Your task is to transcribe the records exactly, skipping every image.
------
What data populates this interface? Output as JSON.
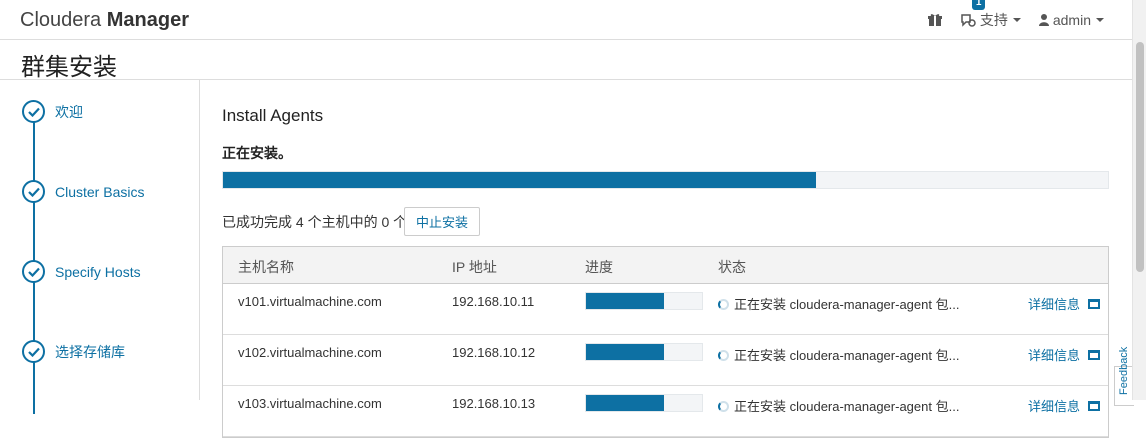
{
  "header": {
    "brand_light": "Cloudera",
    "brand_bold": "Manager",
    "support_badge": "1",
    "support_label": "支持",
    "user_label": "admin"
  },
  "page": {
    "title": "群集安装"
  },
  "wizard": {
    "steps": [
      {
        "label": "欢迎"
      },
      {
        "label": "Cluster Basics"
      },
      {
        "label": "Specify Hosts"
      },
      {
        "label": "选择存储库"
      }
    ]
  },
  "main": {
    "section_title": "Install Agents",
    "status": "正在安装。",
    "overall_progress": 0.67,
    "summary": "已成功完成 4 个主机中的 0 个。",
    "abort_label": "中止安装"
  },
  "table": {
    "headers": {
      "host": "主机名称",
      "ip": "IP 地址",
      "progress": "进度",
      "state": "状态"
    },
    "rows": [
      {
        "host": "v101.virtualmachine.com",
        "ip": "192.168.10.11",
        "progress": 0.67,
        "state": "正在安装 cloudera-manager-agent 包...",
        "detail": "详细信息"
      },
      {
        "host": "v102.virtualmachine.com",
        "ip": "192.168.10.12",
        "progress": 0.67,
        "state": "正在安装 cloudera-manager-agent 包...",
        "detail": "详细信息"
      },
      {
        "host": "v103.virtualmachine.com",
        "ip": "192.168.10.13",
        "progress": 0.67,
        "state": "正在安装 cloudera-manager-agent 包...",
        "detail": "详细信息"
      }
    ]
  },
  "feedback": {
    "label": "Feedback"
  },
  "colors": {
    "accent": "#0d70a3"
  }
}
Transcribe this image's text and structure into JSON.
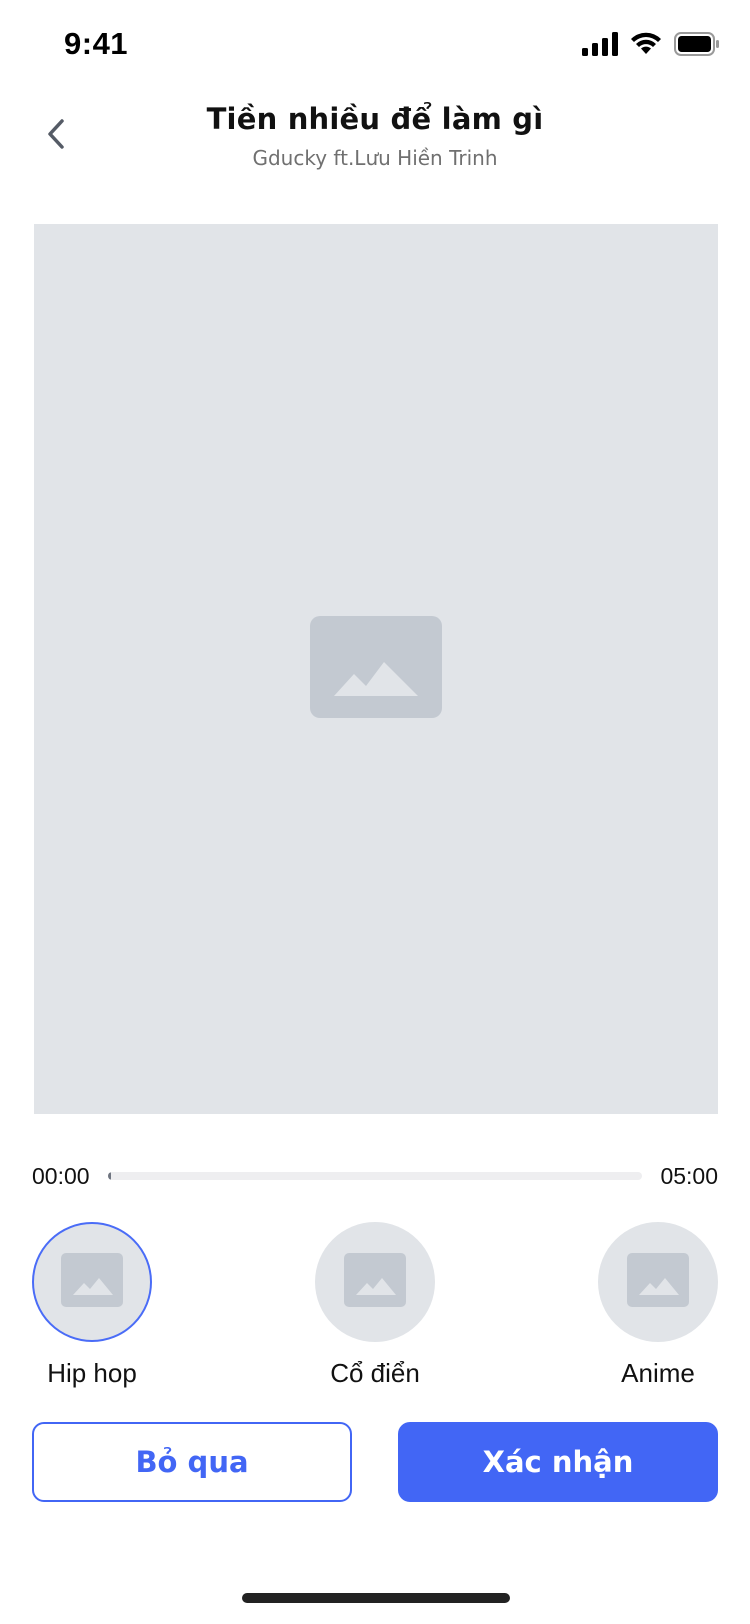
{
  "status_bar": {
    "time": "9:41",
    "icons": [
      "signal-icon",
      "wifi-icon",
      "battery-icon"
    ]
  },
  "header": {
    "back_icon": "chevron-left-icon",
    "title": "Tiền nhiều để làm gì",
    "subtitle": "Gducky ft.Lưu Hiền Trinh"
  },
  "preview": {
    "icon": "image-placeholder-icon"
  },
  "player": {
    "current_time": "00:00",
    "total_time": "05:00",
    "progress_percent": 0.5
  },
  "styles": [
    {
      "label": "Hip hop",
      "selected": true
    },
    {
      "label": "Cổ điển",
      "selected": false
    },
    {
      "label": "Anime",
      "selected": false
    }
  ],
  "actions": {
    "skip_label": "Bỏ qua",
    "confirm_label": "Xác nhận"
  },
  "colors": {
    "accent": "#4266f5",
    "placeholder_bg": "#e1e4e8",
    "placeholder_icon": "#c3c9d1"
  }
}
------
#### [TASK OUTPUT]
What data populates this interface? Output as JSON.
{
  "header": {
    "brand_light": "Cloudera",
    "brand_bold": "Manager",
    "support_badge": "1",
    "support_label": "支持",
    "user_label": "admin"
  },
  "page": {
    "title": "群集安装"
  },
  "wizard": {
    "steps": [
      {
        "label": "欢迎"
      },
      {
        "label": "Cluster Basics"
      },
      {
        "label": "Specify Hosts"
      },
      {
        "label": "选择存储库"
      }
    ]
  },
  "main": {
    "section_title": "Install Agents",
    "status": "正在安装。",
    "overall_progress": 0.67,
    "summary": "已成功完成 4 个主机中的 0 个。",
    "abort_label": "中止安装"
  },
  "table": {
    "headers": {
      "host": "主机名称",
      "ip": "IP 地址",
      "progress": "进度",
      "state": "状态"
    },
    "rows": [
      {
        "host": "v101.virtualmachine.com",
        "ip": "192.168.10.11",
        "progress": 0.67,
        "state": "正在安装 cloudera-manager-agent 包...",
        "detail": "详细信息"
      },
      {
        "host": "v102.virtualmachine.com",
        "ip": "192.168.10.12",
        "progress": 0.67,
        "state": "正在安装 cloudera-manager-agent 包...",
        "detail": "详细信息"
      },
      {
        "host": "v103.virtualmachine.com",
        "ip": "192.168.10.13",
        "progress": 0.67,
        "state": "正在安装 cloudera-manager-agent 包...",
        "detail": "详细信息"
      }
    ]
  },
  "feedback": {
    "label": "Feedback"
  },
  "colors": {
    "accent": "#0d70a3"
  }
}
Transcribe this image's text and structure into JSON.
{
  "status_bar": {
    "time": "9:41",
    "icons": [
      "signal-icon",
      "wifi-icon",
      "battery-icon"
    ]
  },
  "header": {
    "back_icon": "chevron-left-icon",
    "title": "Tiền nhiều để làm gì",
    "subtitle": "Gducky ft.Lưu Hiền Trinh"
  },
  "preview": {
    "icon": "image-placeholder-icon"
  },
  "player": {
    "current_time": "00:00",
    "total_time": "05:00",
    "progress_percent": 0.5
  },
  "styles": [
    {
      "label": "Hip hop",
      "selected": true
    },
    {
      "label": "Cổ điển",
      "selected": false
    },
    {
      "label": "Anime",
      "selected": false
    }
  ],
  "actions": {
    "skip_label": "Bỏ qua",
    "confirm_label": "Xác nhận"
  },
  "colors": {
    "accent": "#4266f5",
    "placeholder_bg": "#e1e4e8",
    "placeholder_icon": "#c3c9d1"
  }
}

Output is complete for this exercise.